## THE TASKS
**A)** Repeat the stretch of the home inspection text from "Generally a buyer" through "with the gutters.", but switch "branch" to "limb".
**B)** Pick up the home inspection text after its last sentence and carry it forward.

Column One – OWNER SHOULD – There are no hard and fast rules here. Many items the Inspector notes as “needing to be done” are things any owner needs to do periodically. Is “The Owner” the Buyer of the Home? Or is “The Owner” the Seller of the home? While contracts often fail over these issues, they should not as they are things the buyer will need to do during their ownership of the home. These are not “once and done” items. If the gutters are so clogged and dirty because the owner never had them cleaned during their ownership, the buyer may ask the seller to have those professionally cleaned prior to closing. The buyer may put this in the “Seller SHOULD” column. Often this has to do with the number of trees dropping debris into the gutters.

Generally a buyer should not decide they do not want the house after all because the gutters are dirty and the seller won’t have them cleaned prior to closing, or because the seller won’t trim a small branch on a tree.

Just because the Inspector tells the buyer “the gutters need to be cleaned” does not mean the seller needs to DO something. The Inspector may simply be saying that at EVERY inspection so the buyer knows that this is a normal owner maintenance item. That statement alone does not mean there is something currently “wrong” with the gutters.

## DATA EXTRACT
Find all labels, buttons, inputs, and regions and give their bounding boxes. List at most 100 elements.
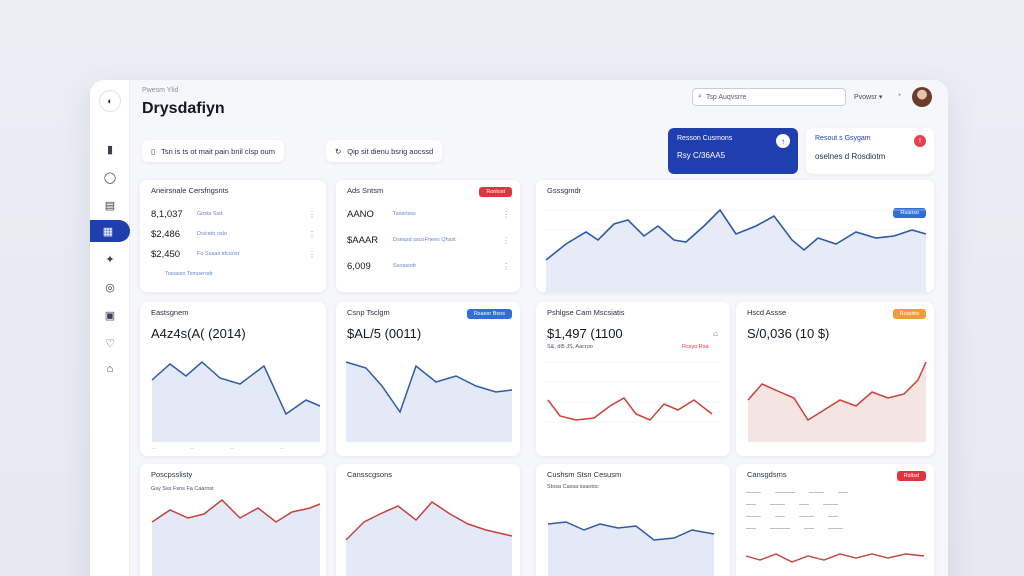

## EXERCISE RESULTS
**A)**
Generally a buyer should not decide they do not want the house after all because the gutters are dirty and the seller won’t have them cleaned prior to closing, or because the seller won’t trim a small limb on a tree.

Just because the Inspector tells the buyer “the gutters need to be cleaned” does not mean the seller needs to DO something. The Inspector may simply be saying that at EVERY inspection so the buyer knows that this is a normal owner maintenance item. That statement alone does not mean there is something currently “wrong” with the gutters.

**B)**
Column Two – OWNER MUST – These are usually things the seller would have fixed had he known they were not functioning properly. They are usually things that have no aesthetic selection element, so that it doesn’t matter if the buyer does them or the seller does them. They are usually things that can cause a problem or additional damage between inspection and closing.

As example, a leaking sink creates damage every day between the time you discover it and the time it is fixed, so having it fixed without delay is recommended. It is very rare that a seller would not want to fix that leak ASAP.

Column Three – SELLER SHOULD – Many items fall in here and are basically not major things. Often whether or not the seller “should” fix them has to do with the price of the home. If the buyer is paying a good and somewhat high “fair market value” then the buyer often expects these things to be done and the seller, happy with the price he got for the home, often does them. If the buyer is getting a screaming deal and the seller is walking away with nothing or less than nothing, the seller usually expects the buyer to accept the home with these issues not being addressed.

Often these are things the seller did not deem important enough to fix while he lived there, and not something the seller did not know about. A small crack in a window. A broken window seal (this is cosmetic in most cases). A bedroom door doesn’t “latch” properly, which is often fixed by tightening knob or hinge screws or adjusting the latch plate. Basically things that can be fixed with little or no cost and a screw driver.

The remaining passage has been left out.